What you are asked to do: Search the data for the word "urbains" and copy every line that contains it.
§
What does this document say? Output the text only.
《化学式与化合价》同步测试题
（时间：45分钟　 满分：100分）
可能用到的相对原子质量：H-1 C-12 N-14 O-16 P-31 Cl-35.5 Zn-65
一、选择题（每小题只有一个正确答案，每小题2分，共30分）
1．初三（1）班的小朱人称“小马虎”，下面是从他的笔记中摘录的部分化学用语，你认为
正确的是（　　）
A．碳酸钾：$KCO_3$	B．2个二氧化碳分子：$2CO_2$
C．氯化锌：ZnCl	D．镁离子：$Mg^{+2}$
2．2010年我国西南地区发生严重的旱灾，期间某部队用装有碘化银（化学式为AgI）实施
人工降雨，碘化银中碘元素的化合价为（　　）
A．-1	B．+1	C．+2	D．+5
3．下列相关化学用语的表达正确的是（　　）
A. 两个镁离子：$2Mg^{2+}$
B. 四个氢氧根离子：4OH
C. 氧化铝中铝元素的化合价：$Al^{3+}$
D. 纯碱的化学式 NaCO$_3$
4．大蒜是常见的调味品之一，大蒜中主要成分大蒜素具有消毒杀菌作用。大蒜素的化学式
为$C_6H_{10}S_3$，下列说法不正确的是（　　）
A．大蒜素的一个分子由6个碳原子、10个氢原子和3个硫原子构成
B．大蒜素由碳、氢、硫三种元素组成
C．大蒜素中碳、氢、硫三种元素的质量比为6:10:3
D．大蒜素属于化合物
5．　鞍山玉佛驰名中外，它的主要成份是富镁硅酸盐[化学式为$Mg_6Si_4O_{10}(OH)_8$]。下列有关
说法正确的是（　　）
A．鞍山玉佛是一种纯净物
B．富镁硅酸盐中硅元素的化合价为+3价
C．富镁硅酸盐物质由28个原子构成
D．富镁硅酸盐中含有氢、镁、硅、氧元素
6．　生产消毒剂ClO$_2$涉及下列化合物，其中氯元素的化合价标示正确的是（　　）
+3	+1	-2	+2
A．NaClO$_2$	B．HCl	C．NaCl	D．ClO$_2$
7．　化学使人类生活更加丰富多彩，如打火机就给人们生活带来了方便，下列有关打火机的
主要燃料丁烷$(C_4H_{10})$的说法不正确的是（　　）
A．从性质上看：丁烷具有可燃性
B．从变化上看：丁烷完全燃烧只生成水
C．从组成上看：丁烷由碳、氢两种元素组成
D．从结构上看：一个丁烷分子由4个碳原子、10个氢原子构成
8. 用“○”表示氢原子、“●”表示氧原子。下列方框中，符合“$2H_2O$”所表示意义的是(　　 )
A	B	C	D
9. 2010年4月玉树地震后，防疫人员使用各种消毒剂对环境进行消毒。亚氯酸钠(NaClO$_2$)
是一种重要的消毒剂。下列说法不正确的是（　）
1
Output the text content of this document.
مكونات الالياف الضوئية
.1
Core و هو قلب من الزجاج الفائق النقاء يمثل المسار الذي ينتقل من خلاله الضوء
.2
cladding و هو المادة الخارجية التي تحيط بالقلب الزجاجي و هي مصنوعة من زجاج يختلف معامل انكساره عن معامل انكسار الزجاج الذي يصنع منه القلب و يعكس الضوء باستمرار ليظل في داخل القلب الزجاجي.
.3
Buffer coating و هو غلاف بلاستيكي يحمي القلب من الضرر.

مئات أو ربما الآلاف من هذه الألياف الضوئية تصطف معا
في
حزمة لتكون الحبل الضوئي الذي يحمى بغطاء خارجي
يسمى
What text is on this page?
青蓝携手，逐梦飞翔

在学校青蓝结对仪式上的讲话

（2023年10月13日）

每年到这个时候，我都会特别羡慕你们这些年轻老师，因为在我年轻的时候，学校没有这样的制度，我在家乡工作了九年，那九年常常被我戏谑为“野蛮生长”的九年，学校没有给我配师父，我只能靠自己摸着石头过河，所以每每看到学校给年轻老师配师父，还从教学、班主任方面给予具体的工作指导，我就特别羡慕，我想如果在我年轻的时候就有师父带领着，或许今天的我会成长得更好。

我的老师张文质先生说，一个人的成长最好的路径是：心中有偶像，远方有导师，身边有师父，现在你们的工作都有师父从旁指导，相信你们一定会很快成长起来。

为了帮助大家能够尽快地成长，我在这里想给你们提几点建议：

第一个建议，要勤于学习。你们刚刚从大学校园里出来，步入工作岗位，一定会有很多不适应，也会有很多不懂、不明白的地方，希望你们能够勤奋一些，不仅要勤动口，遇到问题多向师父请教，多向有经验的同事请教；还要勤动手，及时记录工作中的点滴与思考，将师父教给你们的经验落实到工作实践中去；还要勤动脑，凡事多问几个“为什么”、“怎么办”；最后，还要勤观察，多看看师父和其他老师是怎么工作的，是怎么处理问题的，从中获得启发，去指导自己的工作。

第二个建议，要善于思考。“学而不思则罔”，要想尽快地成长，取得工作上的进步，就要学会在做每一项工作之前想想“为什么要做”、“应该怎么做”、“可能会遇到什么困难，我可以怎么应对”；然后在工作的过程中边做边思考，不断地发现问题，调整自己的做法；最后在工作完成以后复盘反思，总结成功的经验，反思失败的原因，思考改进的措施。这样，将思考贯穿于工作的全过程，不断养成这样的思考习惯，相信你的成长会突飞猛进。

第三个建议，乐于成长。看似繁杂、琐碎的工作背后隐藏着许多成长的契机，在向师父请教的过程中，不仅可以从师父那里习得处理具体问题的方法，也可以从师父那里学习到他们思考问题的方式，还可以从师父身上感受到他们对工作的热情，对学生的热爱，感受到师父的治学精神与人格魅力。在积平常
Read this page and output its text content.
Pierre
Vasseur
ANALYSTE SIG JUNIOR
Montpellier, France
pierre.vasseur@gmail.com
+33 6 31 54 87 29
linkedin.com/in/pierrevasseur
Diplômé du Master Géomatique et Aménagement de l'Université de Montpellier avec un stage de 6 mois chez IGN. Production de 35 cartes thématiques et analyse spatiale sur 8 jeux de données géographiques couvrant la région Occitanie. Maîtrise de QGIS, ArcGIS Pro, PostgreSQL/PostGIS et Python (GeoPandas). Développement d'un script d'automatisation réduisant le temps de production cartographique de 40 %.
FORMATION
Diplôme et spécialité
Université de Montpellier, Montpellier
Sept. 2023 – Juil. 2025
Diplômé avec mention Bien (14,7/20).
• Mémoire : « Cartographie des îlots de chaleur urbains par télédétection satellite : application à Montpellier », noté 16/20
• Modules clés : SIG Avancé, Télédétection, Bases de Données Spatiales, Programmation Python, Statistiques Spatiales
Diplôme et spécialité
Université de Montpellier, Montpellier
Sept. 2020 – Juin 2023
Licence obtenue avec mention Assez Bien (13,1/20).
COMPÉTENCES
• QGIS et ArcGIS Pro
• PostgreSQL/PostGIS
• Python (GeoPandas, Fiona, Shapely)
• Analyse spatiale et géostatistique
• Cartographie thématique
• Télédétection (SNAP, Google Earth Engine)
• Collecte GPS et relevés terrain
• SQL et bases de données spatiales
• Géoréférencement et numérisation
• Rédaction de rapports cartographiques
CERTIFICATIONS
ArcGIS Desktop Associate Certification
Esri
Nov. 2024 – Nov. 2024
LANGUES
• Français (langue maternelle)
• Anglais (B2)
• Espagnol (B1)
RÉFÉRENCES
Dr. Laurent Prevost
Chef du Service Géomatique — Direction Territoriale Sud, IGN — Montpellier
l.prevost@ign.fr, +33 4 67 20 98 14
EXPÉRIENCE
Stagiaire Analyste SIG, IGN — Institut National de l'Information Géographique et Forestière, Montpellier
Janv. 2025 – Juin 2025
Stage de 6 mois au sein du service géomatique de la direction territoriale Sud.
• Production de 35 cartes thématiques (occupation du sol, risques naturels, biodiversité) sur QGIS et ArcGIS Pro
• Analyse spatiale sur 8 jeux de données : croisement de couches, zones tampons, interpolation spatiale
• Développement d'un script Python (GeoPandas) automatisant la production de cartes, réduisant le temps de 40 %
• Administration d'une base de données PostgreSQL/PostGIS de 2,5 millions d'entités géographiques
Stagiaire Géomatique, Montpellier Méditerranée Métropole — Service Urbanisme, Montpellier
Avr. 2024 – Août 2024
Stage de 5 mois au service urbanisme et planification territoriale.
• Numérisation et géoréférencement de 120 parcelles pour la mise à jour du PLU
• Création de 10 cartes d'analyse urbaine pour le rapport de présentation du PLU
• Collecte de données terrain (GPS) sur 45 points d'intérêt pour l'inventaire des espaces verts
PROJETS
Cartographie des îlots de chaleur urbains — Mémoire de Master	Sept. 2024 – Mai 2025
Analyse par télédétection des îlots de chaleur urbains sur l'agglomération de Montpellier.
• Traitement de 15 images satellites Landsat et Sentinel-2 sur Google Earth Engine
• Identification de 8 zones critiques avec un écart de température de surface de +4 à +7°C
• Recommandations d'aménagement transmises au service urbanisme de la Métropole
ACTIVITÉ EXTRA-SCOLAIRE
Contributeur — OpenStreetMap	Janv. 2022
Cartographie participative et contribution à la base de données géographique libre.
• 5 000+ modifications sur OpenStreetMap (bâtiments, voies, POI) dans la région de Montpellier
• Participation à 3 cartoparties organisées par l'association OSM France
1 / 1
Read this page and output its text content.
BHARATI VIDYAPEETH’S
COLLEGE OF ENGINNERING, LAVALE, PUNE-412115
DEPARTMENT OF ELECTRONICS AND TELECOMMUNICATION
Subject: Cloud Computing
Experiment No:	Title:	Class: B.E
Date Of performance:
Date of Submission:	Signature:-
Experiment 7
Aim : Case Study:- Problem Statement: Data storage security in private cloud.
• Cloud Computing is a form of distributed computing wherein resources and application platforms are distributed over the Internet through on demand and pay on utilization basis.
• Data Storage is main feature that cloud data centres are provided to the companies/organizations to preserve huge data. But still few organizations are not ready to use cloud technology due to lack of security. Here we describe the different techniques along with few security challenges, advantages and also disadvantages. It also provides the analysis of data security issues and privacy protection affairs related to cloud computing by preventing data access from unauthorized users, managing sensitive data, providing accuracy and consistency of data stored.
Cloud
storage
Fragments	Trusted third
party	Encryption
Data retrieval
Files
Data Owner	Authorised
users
§
Solution to this task:
• Mémoire : « Cartographie des îlots de chaleur urbains par télédétection satellite : application à Montpellier », noté 16/20
Cartographie des îlots de chaleur urbains — Mémoire de Master	Sept. 2024 – Mai 2025
Analyse par télédétection des îlots de chaleur urbains sur l'agglomération de Montpellier.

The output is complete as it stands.